==== Records shown ====

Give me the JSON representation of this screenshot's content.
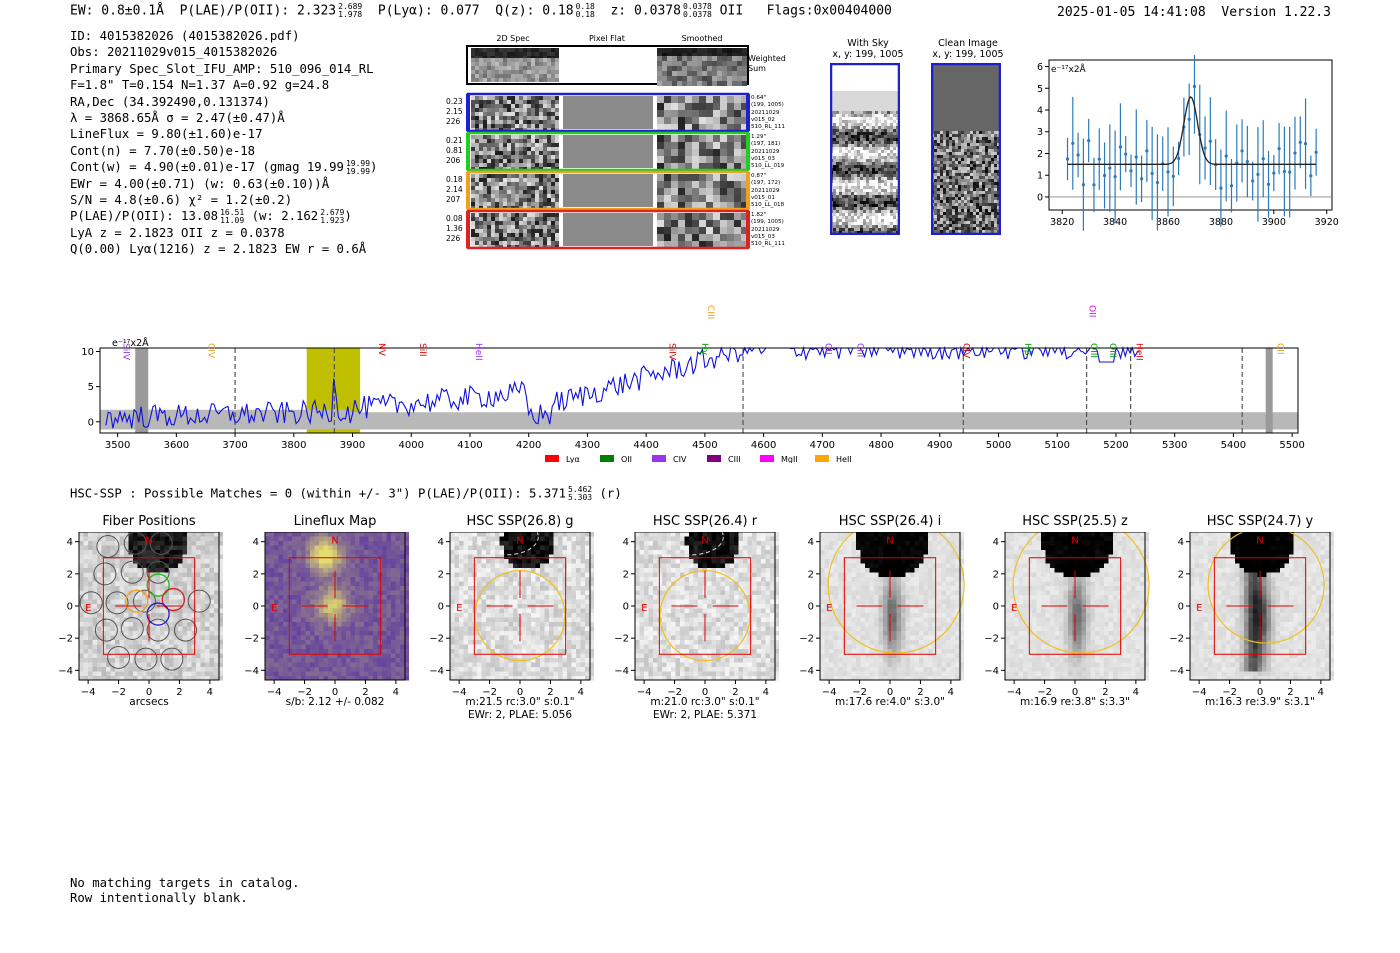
{
  "header": {
    "ew": "EW: 0.8±0.1Å",
    "plae": "P(LAE)/P(OII): 2.323",
    "plae_hi": "2.689",
    "plae_lo": "1.978",
    "plya": "P(Lyα): 0.077",
    "qz": "Q(z): 0.18",
    "qz_hi": "0.18",
    "qz_lo": "0.18",
    "z": "z: 0.0378",
    "z_hi": "0.0378",
    "z_lo": "0.0378",
    "z_line": "OII",
    "flags": "Flags:0x00404000",
    "timestamp": "2025-01-05 14:41:08",
    "version": "Version 1.22.3"
  },
  "info": {
    "id": "ID: 4015382026 (4015382026.pdf)",
    "obs": "Obs: 20211029v015_4015382026",
    "primary": "Primary Spec_Slot_IFU_AMP: 510_096_014_RL",
    "fwhm": "F=1.8\"  T=0.154  N=1.37  A=0.92  g=24.8",
    "radec": "RA,Dec (34.392490,0.131374)",
    "lambda": "λ = 3868.65Å  σ = 2.47(±0.47)Å",
    "lineflux": "LineFlux = 9.80(±1.60)e-17",
    "contn": "Cont(n) = 7.70(±0.50)e-18",
    "contw": "Cont(w) = 4.90(±0.01)e-17 (gmag 19.99",
    "contw_hi": "19.99",
    "contw_lo": "19.99",
    "contw_end": ")",
    "ewr": "EWr = 4.00(±0.71) (w: 0.63(±0.10))Å",
    "sn": "S/N = 4.8(±0.6)  χ² = 1.2(±0.2)",
    "plae": "P(LAE)/P(OII): 13.08",
    "plae_hi": "16.51",
    "plae_lo": "11.09",
    "plae_w": "(w: 2.162",
    "plae_w_hi": "2.679",
    "plae_w_lo": "1.923",
    "plae_w_end": ")",
    "lya": "LyA z = 2.1823  OII z = 0.0378",
    "q": "Q(0.00) Lyα(1216) z = 2.1823  EW r = 0.6Å"
  },
  "spec2d": {
    "col_titles": [
      "2D Spec",
      "Pixel Flat",
      "Smoothed"
    ],
    "weighted": [
      "Weighted",
      "Sum"
    ],
    "rows": [
      {
        "left": [
          "0.23",
          "2.15",
          "226"
        ],
        "right": [
          "0.64\"",
          "(199, 1005)",
          "20211029",
          "v015_02",
          "510_RL_111"
        ],
        "color": "#1f1fd0"
      },
      {
        "left": [
          "0.21",
          "0.81",
          "206"
        ],
        "right": [
          "1.29\"",
          "(197, 181)",
          "20211029",
          "v015_03",
          "510_LL_019"
        ],
        "color": "#22cc22"
      },
      {
        "left": [
          "0.18",
          "2.14",
          "207"
        ],
        "right": [
          "0.87\"",
          "(197, 172)",
          "20211029",
          "v015_01",
          "510_LL_018"
        ],
        "color": "#f0a020"
      },
      {
        "left": [
          "0.08",
          "1.36",
          "226"
        ],
        "right": [
          "1.82\"",
          "(199, 1005)",
          "20211029",
          "v015_03",
          "510_RL_111"
        ],
        "color": "#dd2222"
      }
    ]
  },
  "sky": {
    "with_sky": "With Sky",
    "with_sky_xy": "x, y: 199, 1005",
    "clean": "Clean Image",
    "clean_xy": "x, y: 199, 1005"
  },
  "line_plot": {
    "unit": "e⁻¹⁷x2Å",
    "xticks": [
      "3820",
      "3840",
      "3860",
      "3880",
      "3900",
      "3920"
    ],
    "yticks": [
      "6",
      "5",
      "4",
      "3",
      "2",
      "1",
      "0"
    ]
  },
  "full_spec": {
    "unit": "e⁻¹⁷x2Å",
    "yticks": [
      "10",
      "5",
      "0"
    ],
    "xticks": [
      "3500",
      "3600",
      "3700",
      "3800",
      "3900",
      "4000",
      "4100",
      "4200",
      "4300",
      "4400",
      "4500",
      "4600",
      "4700",
      "4800",
      "4900",
      "5000",
      "5100",
      "5200",
      "5300",
      "5400",
      "5500"
    ],
    "lines": [
      {
        "name": "SiIV",
        "color": "#9933ee"
      },
      {
        "name": "CIV",
        "color": "#f0a020"
      },
      {
        "name": "NV",
        "color": "#e00000"
      },
      {
        "name": "SiII",
        "color": "#e00000"
      },
      {
        "name": "HeII",
        "color": "#9933ee"
      },
      {
        "name": "SiIV",
        "color": "#e00000"
      },
      {
        "name": "Hγ",
        "color": "#009900"
      },
      {
        "name": "CIII",
        "color": "#f0a020"
      },
      {
        "name": "CII",
        "color": "#9933ee"
      },
      {
        "name": "CIII",
        "color": "#9933ee"
      },
      {
        "name": "CIV",
        "color": "#e00000"
      },
      {
        "name": "Hβ",
        "color": "#009900"
      },
      {
        "name": "OII",
        "color": "#ee00ee"
      },
      {
        "name": "OIII",
        "color": "#009900"
      },
      {
        "name": "OIII",
        "color": "#009900"
      },
      {
        "name": "HeII",
        "color": "#e00000"
      },
      {
        "name": "CII",
        "color": "#f0a020"
      }
    ],
    "legend": [
      {
        "name": "Lyα",
        "color": "#ff0000"
      },
      {
        "name": "OII",
        "color": "#008000"
      },
      {
        "name": "CIV",
        "color": "#9933ee"
      },
      {
        "name": "CIII",
        "color": "#800080"
      },
      {
        "name": "MgII",
        "color": "#ff00ff"
      },
      {
        "name": "HeII",
        "color": "#ffa500"
      }
    ]
  },
  "hsc": {
    "summary": "HSC-SSP : Possible Matches = 0 (within +/- 3\")  P(LAE)/P(OII): 5.371",
    "summary_hi": "5.462",
    "summary_lo": "5.303",
    "summary_end": "(r)"
  },
  "cutouts": [
    {
      "title": "Fiber Positions",
      "sub1": "arcsecs",
      "sub2": ""
    },
    {
      "title": "Lineflux Map",
      "sub1": "s/b: 2.12 +/- 0.082",
      "sub2": ""
    },
    {
      "title": "HSC SSP(26.8) g",
      "sub1": "m:21.5 rc:3.0\"  s:0.1\"",
      "sub2": "EWr: 2, PLAE: 5.056"
    },
    {
      "title": "HSC SSP(26.4) r",
      "sub1": "m:21.0 rc:3.0\"  s:0.1\"",
      "sub2": "EWr: 2, PLAE: 5.371"
    },
    {
      "title": "HSC SSP(26.4) i",
      "sub1": "m:17.6  re:4.0\"  s:3.0\"",
      "sub2": ""
    },
    {
      "title": "HSC SSP(25.5) z",
      "sub1": "m:16.9  re:3.8\"  s:3.3\"",
      "sub2": ""
    },
    {
      "title": "HSC SSP(24.7) y",
      "sub1": "m:16.3  re:3.9\"  s:3.1\"",
      "sub2": ""
    }
  ],
  "cutout_axes": {
    "xticks": [
      "−4",
      "−2",
      "0",
      "2",
      "4"
    ],
    "yticks": [
      "4",
      "2",
      "0",
      "−2",
      "−4"
    ],
    "n_label": "N",
    "e_label": "E"
  },
  "footer": {
    "line1": "No matching targets in catalog.",
    "line2": "Row intentionally blank."
  }
}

====

*Exercise goal:*
Retype each entry precisely. Skip images entirely.

*Full output:*
Give me the JSON representation of this screenshot's content.
{
  "header": {
    "ew": "EW: 0.8±0.1Å",
    "plae": "P(LAE)/P(OII): 2.323",
    "plae_hi": "2.689",
    "plae_lo": "1.978",
    "plya": "P(Lyα): 0.077",
    "qz": "Q(z): 0.18",
    "qz_hi": "0.18",
    "qz_lo": "0.18",
    "z": "z: 0.0378",
    "z_hi": "0.0378",
    "z_lo": "0.0378",
    "z_line": "OII",
    "flags": "Flags:0x00404000",
    "timestamp": "2025-01-05 14:41:08",
    "version": "Version 1.22.3"
  },
  "info": {
    "id": "ID: 4015382026 (4015382026.pdf)",
    "obs": "Obs: 20211029v015_4015382026",
    "primary": "Primary Spec_Slot_IFU_AMP: 510_096_014_RL",
    "fwhm": "F=1.8\"  T=0.154  N=1.37  A=0.92  g=24.8",
    "radec": "RA,Dec (34.392490,0.131374)",
    "lambda": "λ = 3868.65Å  σ = 2.47(±0.47)Å",
    "lineflux": "LineFlux = 9.80(±1.60)e-17",
    "contn": "Cont(n) = 7.70(±0.50)e-18",
    "contw": "Cont(w) = 4.90(±0.01)e-17 (gmag 19.99",
    "contw_hi": "19.99",
    "contw_lo": "19.99",
    "contw_end": ")",
    "ewr": "EWr = 4.00(±0.71) (w: 0.63(±0.10))Å",
    "sn": "S/N = 4.8(±0.6)  χ² = 1.2(±0.2)",
    "plae": "P(LAE)/P(OII): 13.08",
    "plae_hi": "16.51",
    "plae_lo": "11.09",
    "plae_w": "(w: 2.162",
    "plae_w_hi": "2.679",
    "plae_w_lo": "1.923",
    "plae_w_end": ")",
    "lya": "LyA z = 2.1823  OII z = 0.0378",
    "q": "Q(0.00) Lyα(1216) z = 2.1823  EW r = 0.6Å"
  },
  "spec2d": {
    "col_titles": [
      "2D Spec",
      "Pixel Flat",
      "Smoothed"
    ],
    "weighted": [
      "Weighted",
      "Sum"
    ],
    "rows": [
      {
        "left": [
          "0.23",
          "2.15",
          "226"
        ],
        "right": [
          "0.64\"",
          "(199, 1005)",
          "20211029",
          "v015_02",
          "510_RL_111"
        ],
        "color": "#1f1fd0"
      },
      {
        "left": [
          "0.21",
          "0.81",
          "206"
        ],
        "right": [
          "1.29\"",
          "(197, 181)",
          "20211029",
          "v015_03",
          "510_LL_019"
        ],
        "color": "#22cc22"
      },
      {
        "left": [
          "0.18",
          "2.14",
          "207"
        ],
        "right": [
          "0.87\"",
          "(197, 172)",
          "20211029",
          "v015_01",
          "510_LL_018"
        ],
        "color": "#f0a020"
      },
      {
        "left": [
          "0.08",
          "1.36",
          "226"
        ],
        "right": [
          "1.82\"",
          "(199, 1005)",
          "20211029",
          "v015_03",
          "510_RL_111"
        ],
        "color": "#dd2222"
      }
    ]
  },
  "sky": {
    "with_sky": "With Sky",
    "with_sky_xy": "x, y: 199, 1005",
    "clean": "Clean Image",
    "clean_xy": "x, y: 199, 1005"
  },
  "line_plot": {
    "unit": "e⁻¹⁷x2Å",
    "xticks": [
      "3820",
      "3840",
      "3860",
      "3880",
      "3900",
      "3920"
    ],
    "yticks": [
      "6",
      "5",
      "4",
      "3",
      "2",
      "1",
      "0"
    ]
  },
  "full_spec": {
    "unit": "e⁻¹⁷x2Å",
    "yticks": [
      "10",
      "5",
      "0"
    ],
    "xticks": [
      "3500",
      "3600",
      "3700",
      "3800",
      "3900",
      "4000",
      "4100",
      "4200",
      "4300",
      "4400",
      "4500",
      "4600",
      "4700",
      "4800",
      "4900",
      "5000",
      "5100",
      "5200",
      "5300",
      "5400",
      "5500"
    ],
    "lines": [
      {
        "name": "SiIV",
        "color": "#9933ee"
      },
      {
        "name": "CIV",
        "color": "#f0a020"
      },
      {
        "name": "NV",
        "color": "#e00000"
      },
      {
        "name": "SiII",
        "color": "#e00000"
      },
      {
        "name": "HeII",
        "color": "#9933ee"
      },
      {
        "name": "SiIV",
        "color": "#e00000"
      },
      {
        "name": "Hγ",
        "color": "#009900"
      },
      {
        "name": "CIII",
        "color": "#f0a020"
      },
      {
        "name": "CII",
        "color": "#9933ee"
      },
      {
        "name": "CIII",
        "color": "#9933ee"
      },
      {
        "name": "CIV",
        "color": "#e00000"
      },
      {
        "name": "Hβ",
        "color": "#009900"
      },
      {
        "name": "OII",
        "color": "#ee00ee"
      },
      {
        "name": "OIII",
        "color": "#009900"
      },
      {
        "name": "OIII",
        "color": "#009900"
      },
      {
        "name": "HeII",
        "color": "#e00000"
      },
      {
        "name": "CII",
        "color": "#f0a020"
      }
    ],
    "legend": [
      {
        "name": "Lyα",
        "color": "#ff0000"
      },
      {
        "name": "OII",
        "color": "#008000"
      },
      {
        "name": "CIV",
        "color": "#9933ee"
      },
      {
        "name": "CIII",
        "color": "#800080"
      },
      {
        "name": "MgII",
        "color": "#ff00ff"
      },
      {
        "name": "HeII",
        "color": "#ffa500"
      }
    ]
  },
  "hsc": {
    "summary": "HSC-SSP : Possible Matches = 0 (within +/- 3\")  P(LAE)/P(OII): 5.371",
    "summary_hi": "5.462",
    "summary_lo": "5.303",
    "summary_end": "(r)"
  },
  "cutouts": [
    {
      "title": "Fiber Positions",
      "sub1": "arcsecs",
      "sub2": ""
    },
    {
      "title": "Lineflux Map",
      "sub1": "s/b: 2.12 +/- 0.082",
      "sub2": ""
    },
    {
      "title": "HSC SSP(26.8) g",
      "sub1": "m:21.5 rc:3.0\"  s:0.1\"",
      "sub2": "EWr: 2, PLAE: 5.056"
    },
    {
      "title": "HSC SSP(26.4) r",
      "sub1": "m:21.0 rc:3.0\"  s:0.1\"",
      "sub2": "EWr: 2, PLAE: 5.371"
    },
    {
      "title": "HSC SSP(26.4) i",
      "sub1": "m:17.6  re:4.0\"  s:3.0\"",
      "sub2": ""
    },
    {
      "title": "HSC SSP(25.5) z",
      "sub1": "m:16.9  re:3.8\"  s:3.3\"",
      "sub2": ""
    },
    {
      "title": "HSC SSP(24.7) y",
      "sub1": "m:16.3  re:3.9\"  s:3.1\"",
      "sub2": ""
    }
  ],
  "cutout_axes": {
    "xticks": [
      "−4",
      "−2",
      "0",
      "2",
      "4"
    ],
    "yticks": [
      "4",
      "2",
      "0",
      "−2",
      "−4"
    ],
    "n_label": "N",
    "e_label": "E"
  },
  "footer": {
    "line1": "No matching targets in catalog.",
    "line2": "Row intentionally blank."
  }
}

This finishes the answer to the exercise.